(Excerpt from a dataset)

%%

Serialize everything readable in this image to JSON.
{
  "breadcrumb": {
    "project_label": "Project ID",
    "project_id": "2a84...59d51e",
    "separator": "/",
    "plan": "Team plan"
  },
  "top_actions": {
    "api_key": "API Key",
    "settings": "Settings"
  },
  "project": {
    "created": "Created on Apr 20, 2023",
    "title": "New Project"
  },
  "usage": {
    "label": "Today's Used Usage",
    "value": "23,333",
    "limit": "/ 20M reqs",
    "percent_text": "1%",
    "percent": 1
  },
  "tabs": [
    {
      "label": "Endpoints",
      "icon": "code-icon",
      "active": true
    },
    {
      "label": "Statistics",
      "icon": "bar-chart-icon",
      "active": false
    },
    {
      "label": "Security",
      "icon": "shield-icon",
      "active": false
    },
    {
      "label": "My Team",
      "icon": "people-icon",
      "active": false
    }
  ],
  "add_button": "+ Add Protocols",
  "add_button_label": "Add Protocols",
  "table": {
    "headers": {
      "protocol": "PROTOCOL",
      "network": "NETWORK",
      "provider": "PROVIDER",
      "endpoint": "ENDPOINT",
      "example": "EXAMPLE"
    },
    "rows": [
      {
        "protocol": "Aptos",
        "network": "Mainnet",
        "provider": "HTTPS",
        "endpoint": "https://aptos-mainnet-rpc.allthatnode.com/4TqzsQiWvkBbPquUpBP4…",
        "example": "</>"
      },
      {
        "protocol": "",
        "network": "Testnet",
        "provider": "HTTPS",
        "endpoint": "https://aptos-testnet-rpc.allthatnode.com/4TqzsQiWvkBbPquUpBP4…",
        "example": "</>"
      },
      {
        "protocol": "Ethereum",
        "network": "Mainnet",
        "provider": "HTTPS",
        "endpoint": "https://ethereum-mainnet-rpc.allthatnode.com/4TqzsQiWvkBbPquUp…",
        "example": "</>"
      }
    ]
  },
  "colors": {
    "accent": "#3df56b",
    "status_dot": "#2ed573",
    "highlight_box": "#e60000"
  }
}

%%

### EXERCISE INSTRUCTIONS
Extract every record. Keep wording exact.

### RESULT
Serialize everything readable in this image to JSON.
{
  "breadcrumb": {
    "project_label": "Project ID",
    "project_id": "2a84...59d51e",
    "separator": "/",
    "plan": "Team plan"
  },
  "top_actions": {
    "api_key": "API Key",
    "settings": "Settings"
  },
  "project": {
    "created": "Created on Apr 20, 2023",
    "title": "New Project"
  },
  "usage": {
    "label": "Today's Used Usage",
    "value": "23,333",
    "limit": "/ 20M reqs",
    "percent_text": "1%",
    "percent": 1
  },
  "tabs": [
    {
      "label": "Endpoints",
      "icon": "code-icon",
      "active": true
    },
    {
      "label": "Statistics",
      "icon": "bar-chart-icon",
      "active": false
    },
    {
      "label": "Security",
      "icon": "shield-icon",
      "active": false
    },
    {
      "label": "My Team",
      "icon": "people-icon",
      "active": false
    }
  ],
  "add_button": "+ Add Protocols",
  "add_button_label": "Add Protocols",
  "table": {
    "headers": {
      "protocol": "PROTOCOL",
      "network": "NETWORK",
      "provider": "PROVIDER",
      "endpoint": "ENDPOINT",
      "example": "EXAMPLE"
    },
    "rows": [
      {
        "protocol": "Aptos",
        "network": "Mainnet",
        "provider": "HTTPS",
        "endpoint": "https://aptos-mainnet-rpc.allthatnode.com/4TqzsQiWvkBbPquUpBP4…",
        "example": "</>"
      },
      {
        "protocol": "",
        "network": "Testnet",
        "provider": "HTTPS",
        "endpoint": "https://aptos-testnet-rpc.allthatnode.com/4TqzsQiWvkBbPquUpBP4…",
        "example": "</>"
      },
      {
        "protocol": "Ethereum",
        "network": "Mainnet",
        "provider": "HTTPS",
        "endpoint": "https://ethereum-mainnet-rpc.allthatnode.com/4TqzsQiWvkBbPquUp…",
        "example": "</>"
      }
    ]
  },
  "colors": {
    "accent": "#3df56b",
    "status_dot": "#2ed573",
    "highlight_box": "#e60000"
  }
}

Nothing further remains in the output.